The task: Records follow. Select each line holding "scissors".

++++++++++++++++++++

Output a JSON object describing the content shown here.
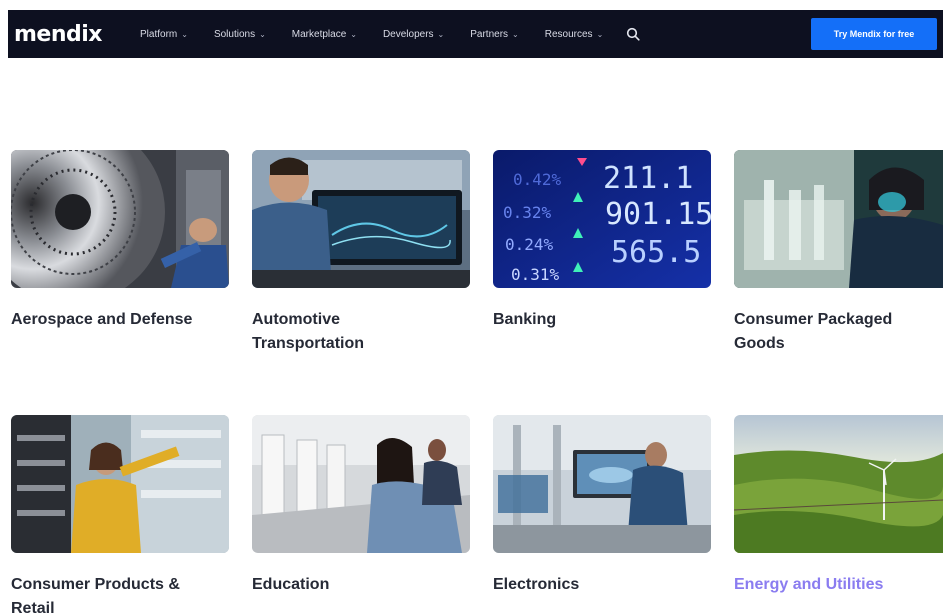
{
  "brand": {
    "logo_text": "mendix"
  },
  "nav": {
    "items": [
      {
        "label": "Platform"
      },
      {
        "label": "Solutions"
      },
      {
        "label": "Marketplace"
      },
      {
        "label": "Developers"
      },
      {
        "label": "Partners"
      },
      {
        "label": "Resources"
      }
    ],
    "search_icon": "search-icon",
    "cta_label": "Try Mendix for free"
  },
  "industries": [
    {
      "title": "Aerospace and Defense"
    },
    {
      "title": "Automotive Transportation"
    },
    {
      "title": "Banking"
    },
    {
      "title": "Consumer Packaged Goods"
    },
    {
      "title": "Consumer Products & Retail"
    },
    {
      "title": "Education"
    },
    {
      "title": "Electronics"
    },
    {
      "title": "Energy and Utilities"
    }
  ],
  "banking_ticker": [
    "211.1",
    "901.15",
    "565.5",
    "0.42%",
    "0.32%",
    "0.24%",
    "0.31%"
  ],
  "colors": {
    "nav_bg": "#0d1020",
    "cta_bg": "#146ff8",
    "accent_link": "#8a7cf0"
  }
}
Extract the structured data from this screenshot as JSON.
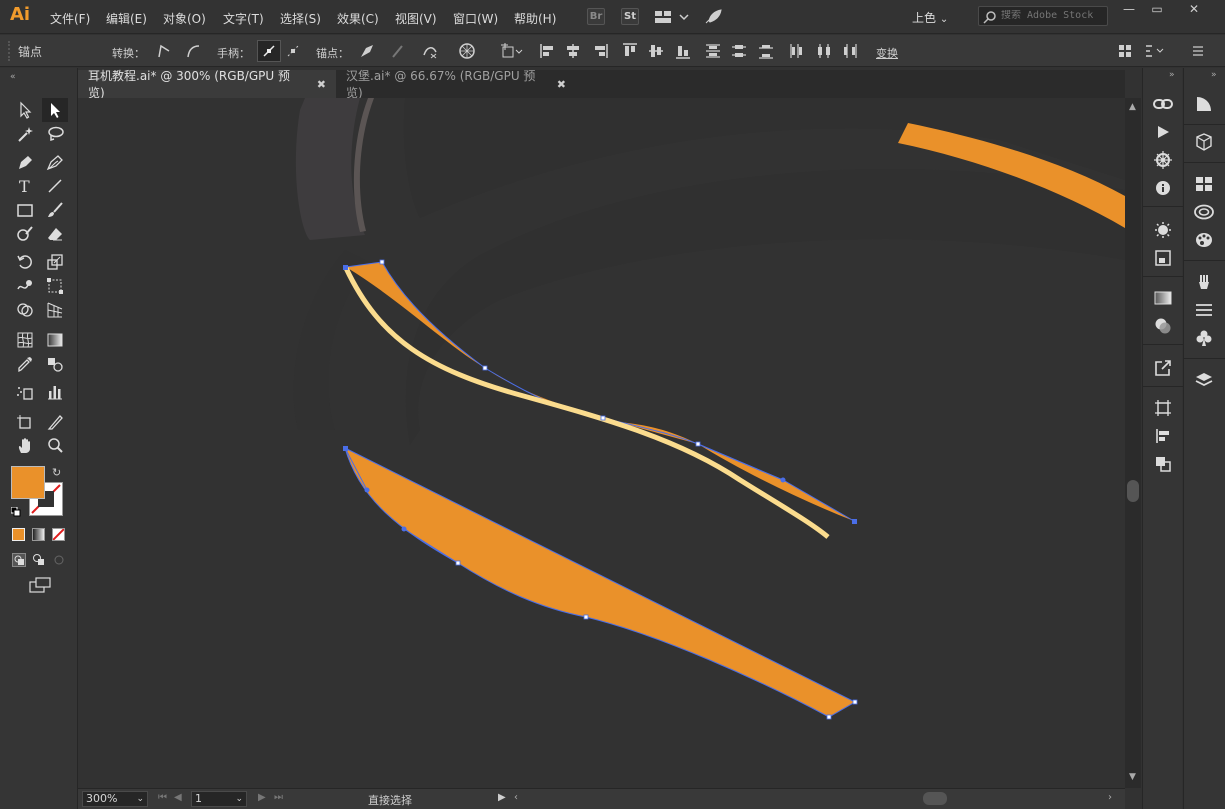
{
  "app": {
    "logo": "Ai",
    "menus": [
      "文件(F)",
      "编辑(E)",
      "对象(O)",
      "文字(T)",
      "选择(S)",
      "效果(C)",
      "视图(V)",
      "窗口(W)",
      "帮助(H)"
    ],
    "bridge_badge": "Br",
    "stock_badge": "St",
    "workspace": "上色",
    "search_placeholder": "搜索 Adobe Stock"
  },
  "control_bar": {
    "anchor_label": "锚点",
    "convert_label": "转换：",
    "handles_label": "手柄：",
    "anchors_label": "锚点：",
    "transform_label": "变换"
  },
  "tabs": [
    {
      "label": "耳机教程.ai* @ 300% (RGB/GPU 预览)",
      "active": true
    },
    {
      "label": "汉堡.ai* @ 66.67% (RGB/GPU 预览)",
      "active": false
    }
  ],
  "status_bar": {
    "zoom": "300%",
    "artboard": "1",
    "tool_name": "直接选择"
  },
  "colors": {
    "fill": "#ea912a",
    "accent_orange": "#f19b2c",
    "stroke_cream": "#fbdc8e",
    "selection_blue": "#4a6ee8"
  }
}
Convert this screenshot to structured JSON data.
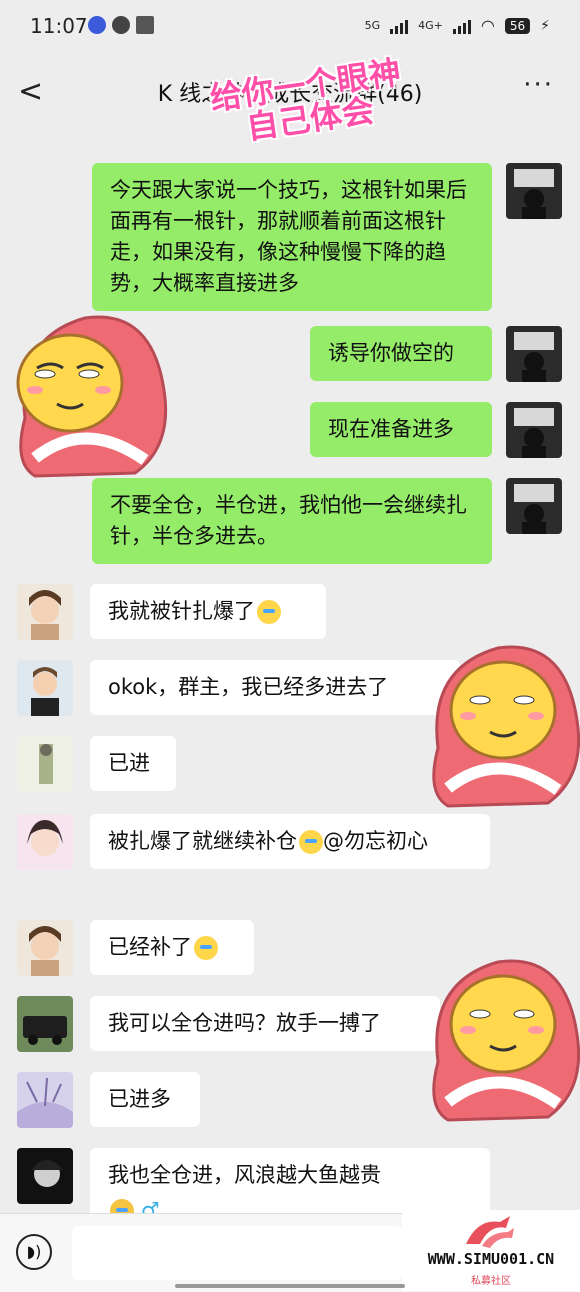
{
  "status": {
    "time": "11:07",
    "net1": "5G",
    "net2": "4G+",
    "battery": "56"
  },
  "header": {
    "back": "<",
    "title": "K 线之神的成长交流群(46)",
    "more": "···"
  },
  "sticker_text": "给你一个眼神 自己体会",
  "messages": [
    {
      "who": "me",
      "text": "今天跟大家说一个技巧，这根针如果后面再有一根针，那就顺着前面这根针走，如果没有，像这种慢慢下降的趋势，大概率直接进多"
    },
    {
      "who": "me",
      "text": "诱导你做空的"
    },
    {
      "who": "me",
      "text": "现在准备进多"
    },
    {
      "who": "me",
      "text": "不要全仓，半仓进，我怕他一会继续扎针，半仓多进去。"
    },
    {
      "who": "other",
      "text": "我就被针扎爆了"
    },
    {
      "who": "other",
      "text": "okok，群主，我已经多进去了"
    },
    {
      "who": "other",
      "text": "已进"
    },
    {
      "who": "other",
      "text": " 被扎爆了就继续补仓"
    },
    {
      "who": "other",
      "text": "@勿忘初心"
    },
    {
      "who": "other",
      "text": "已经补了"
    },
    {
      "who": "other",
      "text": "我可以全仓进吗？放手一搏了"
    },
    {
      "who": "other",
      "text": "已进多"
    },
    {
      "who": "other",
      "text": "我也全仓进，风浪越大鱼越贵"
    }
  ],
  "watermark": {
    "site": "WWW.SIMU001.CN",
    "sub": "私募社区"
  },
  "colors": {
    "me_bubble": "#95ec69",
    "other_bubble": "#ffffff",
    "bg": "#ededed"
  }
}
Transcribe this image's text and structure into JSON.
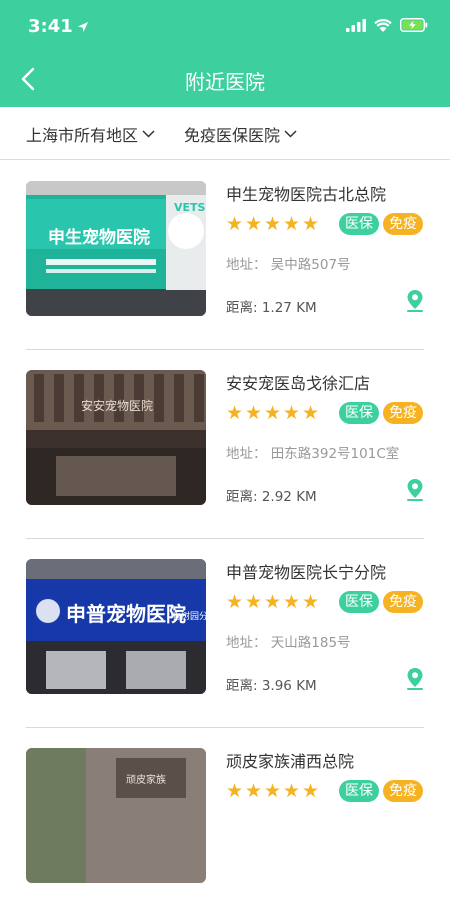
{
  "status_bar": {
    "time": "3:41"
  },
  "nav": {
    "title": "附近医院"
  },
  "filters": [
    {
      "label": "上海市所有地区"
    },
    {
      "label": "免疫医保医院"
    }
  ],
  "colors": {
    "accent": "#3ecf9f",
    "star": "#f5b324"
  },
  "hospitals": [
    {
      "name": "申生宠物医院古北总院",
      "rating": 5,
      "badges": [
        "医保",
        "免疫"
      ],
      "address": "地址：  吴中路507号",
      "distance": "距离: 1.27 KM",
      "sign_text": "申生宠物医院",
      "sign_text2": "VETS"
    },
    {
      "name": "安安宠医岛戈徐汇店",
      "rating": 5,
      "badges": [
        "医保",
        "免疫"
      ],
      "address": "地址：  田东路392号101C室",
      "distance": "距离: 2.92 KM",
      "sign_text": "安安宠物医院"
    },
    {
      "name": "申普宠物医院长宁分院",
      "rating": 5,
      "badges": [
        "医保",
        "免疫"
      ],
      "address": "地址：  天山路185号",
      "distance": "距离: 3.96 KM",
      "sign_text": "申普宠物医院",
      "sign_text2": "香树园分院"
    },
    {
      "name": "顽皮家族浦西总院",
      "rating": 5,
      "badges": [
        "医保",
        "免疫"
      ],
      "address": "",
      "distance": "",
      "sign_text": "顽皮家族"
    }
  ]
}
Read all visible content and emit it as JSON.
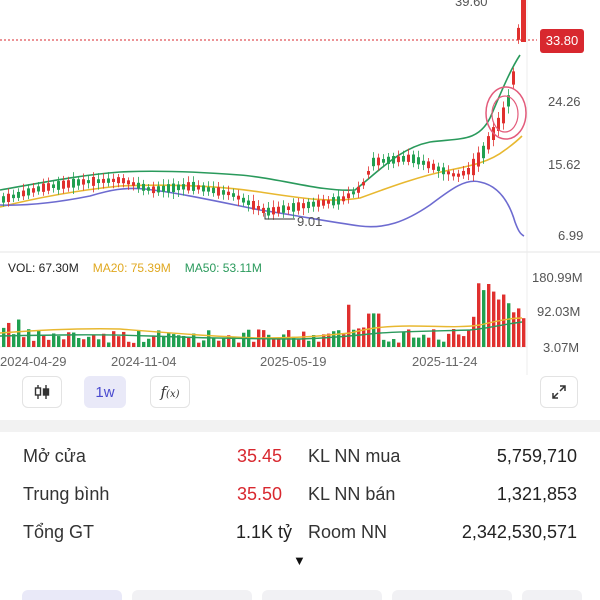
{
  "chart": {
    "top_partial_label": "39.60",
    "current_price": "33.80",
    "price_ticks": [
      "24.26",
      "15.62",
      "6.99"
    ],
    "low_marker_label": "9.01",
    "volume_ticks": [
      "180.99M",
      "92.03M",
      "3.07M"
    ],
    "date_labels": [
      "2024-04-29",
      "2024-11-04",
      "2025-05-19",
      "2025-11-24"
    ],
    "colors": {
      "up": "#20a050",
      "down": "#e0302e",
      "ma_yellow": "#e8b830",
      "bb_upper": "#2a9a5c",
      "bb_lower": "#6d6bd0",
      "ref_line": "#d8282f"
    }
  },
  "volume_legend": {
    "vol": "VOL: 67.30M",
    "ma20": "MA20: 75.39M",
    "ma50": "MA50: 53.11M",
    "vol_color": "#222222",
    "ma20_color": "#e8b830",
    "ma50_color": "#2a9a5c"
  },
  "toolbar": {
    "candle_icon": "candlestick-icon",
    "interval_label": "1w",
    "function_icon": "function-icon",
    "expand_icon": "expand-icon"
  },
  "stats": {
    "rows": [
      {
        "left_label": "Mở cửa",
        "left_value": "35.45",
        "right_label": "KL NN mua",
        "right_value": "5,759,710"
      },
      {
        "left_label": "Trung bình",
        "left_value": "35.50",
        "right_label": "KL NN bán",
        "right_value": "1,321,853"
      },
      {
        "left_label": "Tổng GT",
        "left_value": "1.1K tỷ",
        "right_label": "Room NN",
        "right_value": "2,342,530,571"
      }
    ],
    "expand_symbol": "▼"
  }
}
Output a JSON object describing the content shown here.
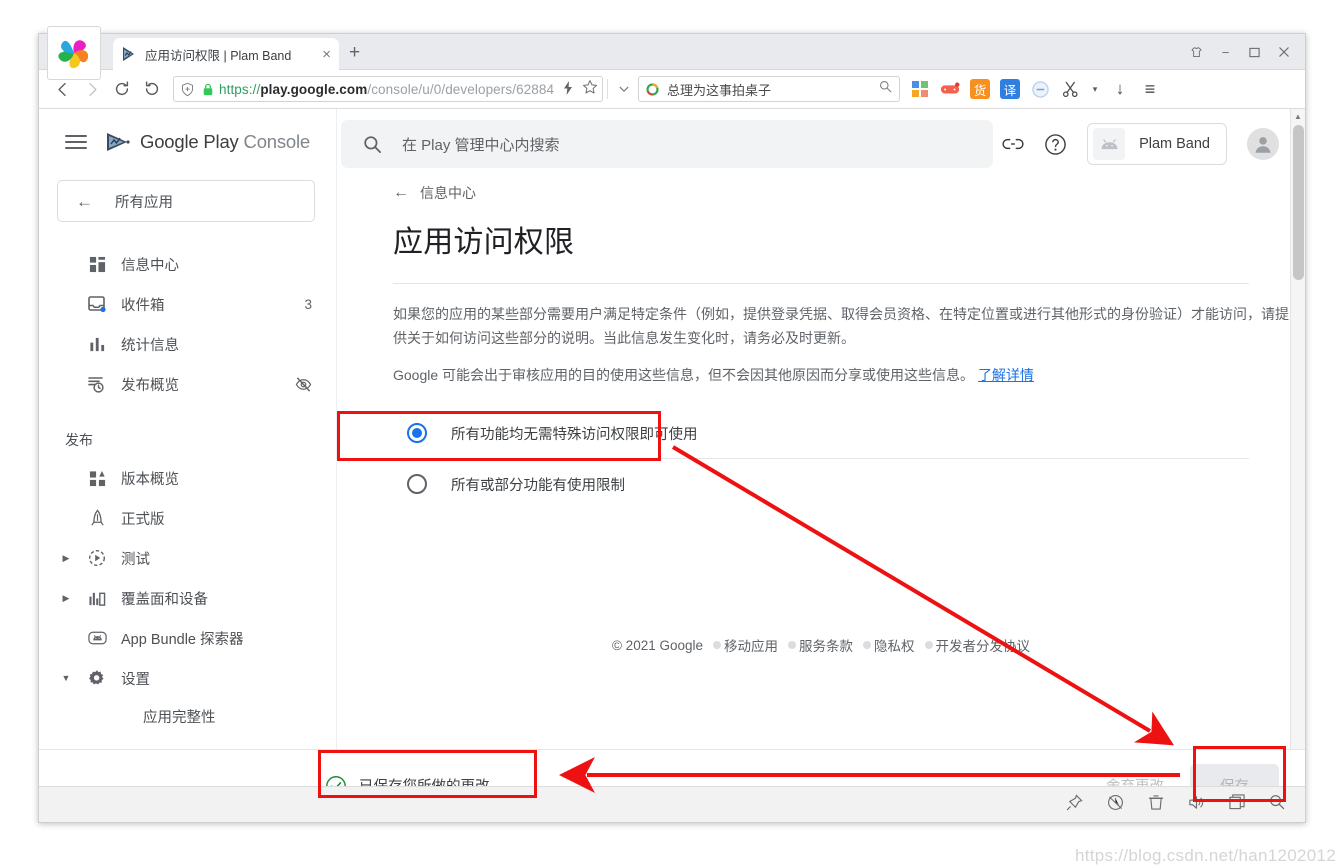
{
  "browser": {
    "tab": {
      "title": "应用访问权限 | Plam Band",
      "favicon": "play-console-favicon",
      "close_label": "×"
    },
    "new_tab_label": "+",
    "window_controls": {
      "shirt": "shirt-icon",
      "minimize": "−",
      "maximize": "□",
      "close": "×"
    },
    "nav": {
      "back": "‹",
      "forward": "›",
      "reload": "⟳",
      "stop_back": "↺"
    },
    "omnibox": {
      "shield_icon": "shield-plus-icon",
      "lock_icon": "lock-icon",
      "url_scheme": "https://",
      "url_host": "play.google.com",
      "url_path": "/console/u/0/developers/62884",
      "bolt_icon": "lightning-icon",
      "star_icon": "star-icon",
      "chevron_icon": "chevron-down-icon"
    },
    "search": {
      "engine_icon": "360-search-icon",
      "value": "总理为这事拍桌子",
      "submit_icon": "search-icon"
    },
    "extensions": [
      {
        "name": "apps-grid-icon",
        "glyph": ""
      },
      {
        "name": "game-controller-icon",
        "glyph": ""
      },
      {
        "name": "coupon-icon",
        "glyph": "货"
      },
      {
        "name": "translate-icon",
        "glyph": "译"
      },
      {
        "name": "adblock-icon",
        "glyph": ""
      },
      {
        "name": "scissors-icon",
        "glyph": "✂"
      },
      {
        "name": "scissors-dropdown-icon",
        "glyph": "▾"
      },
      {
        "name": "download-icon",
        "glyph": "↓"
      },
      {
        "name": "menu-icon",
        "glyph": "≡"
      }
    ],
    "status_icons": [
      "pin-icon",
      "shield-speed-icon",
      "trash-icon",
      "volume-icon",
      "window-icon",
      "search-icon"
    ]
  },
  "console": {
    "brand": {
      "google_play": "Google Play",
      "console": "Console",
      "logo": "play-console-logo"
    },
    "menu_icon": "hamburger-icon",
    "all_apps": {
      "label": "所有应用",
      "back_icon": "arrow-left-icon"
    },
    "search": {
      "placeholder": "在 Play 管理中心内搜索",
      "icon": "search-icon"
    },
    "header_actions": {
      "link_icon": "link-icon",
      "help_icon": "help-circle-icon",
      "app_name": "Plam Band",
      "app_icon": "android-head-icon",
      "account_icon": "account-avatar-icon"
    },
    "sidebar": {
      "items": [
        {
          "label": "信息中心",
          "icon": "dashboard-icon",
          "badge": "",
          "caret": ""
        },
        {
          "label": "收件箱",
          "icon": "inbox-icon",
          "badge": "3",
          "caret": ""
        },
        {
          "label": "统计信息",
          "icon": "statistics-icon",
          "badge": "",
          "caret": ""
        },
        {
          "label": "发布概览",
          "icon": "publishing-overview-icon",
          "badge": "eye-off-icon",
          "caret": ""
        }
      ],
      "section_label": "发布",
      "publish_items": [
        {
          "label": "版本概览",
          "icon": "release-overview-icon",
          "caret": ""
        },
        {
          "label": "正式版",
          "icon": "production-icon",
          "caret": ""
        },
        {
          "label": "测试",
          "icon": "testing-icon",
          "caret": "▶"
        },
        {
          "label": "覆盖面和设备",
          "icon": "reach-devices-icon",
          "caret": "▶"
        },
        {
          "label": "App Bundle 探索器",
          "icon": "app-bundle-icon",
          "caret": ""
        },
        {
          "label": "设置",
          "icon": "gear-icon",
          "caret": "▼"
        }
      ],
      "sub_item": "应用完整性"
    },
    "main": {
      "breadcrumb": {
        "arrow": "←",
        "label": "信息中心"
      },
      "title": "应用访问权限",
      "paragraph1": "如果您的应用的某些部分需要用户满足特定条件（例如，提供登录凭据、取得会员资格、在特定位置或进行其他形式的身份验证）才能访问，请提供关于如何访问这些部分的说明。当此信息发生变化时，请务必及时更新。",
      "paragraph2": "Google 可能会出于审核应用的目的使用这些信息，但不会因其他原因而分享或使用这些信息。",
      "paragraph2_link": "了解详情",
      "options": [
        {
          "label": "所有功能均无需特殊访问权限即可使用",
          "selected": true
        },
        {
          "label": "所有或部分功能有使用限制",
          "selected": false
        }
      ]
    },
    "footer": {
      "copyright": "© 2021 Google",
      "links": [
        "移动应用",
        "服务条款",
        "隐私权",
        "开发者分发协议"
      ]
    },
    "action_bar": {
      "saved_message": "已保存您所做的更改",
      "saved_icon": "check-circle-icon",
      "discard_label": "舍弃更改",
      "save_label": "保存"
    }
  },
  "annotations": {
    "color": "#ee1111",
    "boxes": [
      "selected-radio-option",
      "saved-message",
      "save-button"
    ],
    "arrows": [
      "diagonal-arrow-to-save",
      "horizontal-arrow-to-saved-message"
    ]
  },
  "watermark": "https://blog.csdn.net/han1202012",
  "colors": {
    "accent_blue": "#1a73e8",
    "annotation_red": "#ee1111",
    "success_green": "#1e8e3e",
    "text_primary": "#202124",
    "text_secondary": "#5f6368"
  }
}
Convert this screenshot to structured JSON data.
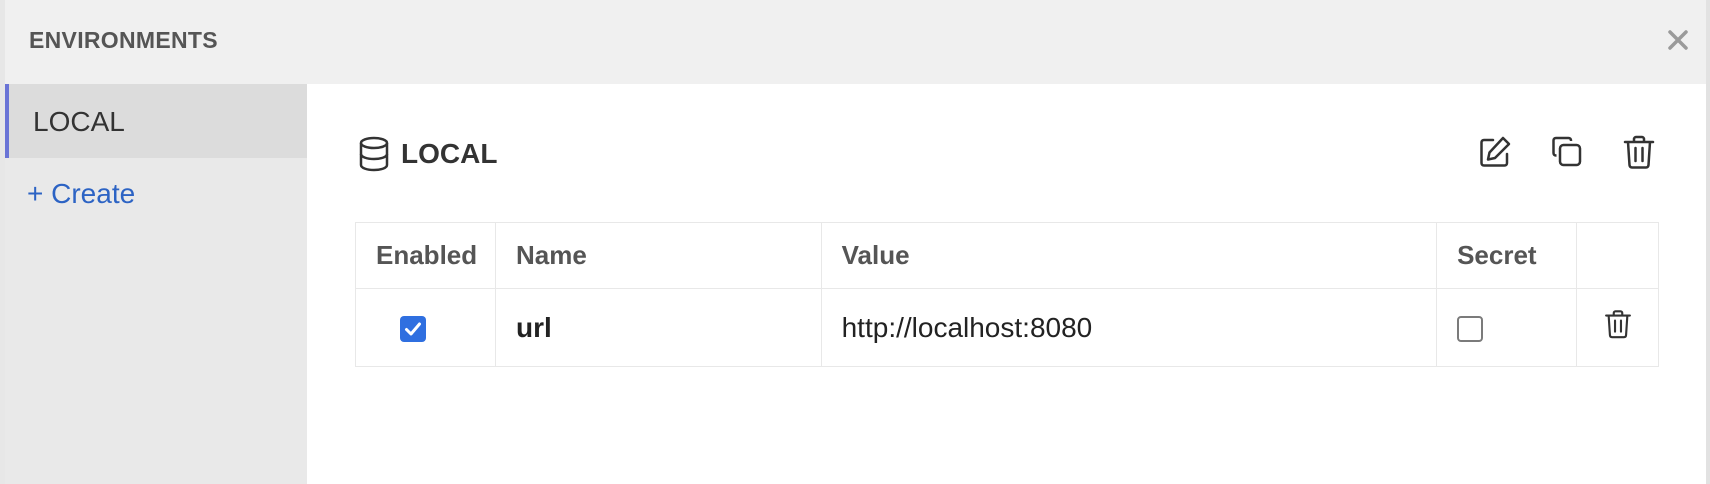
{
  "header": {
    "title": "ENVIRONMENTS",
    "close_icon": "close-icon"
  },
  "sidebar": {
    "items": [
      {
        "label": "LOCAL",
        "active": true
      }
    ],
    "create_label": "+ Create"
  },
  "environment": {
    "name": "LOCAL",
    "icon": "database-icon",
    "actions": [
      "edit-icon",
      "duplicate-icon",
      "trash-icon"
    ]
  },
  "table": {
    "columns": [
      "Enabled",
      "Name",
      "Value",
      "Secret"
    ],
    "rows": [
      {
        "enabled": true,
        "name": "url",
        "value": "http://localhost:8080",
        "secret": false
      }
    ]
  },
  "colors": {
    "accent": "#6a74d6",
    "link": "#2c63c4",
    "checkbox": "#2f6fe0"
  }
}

++++++++++++++++++++

Output of the task:
        "name": "scissors-icon",
        "name": "scissors-dropdown-icon",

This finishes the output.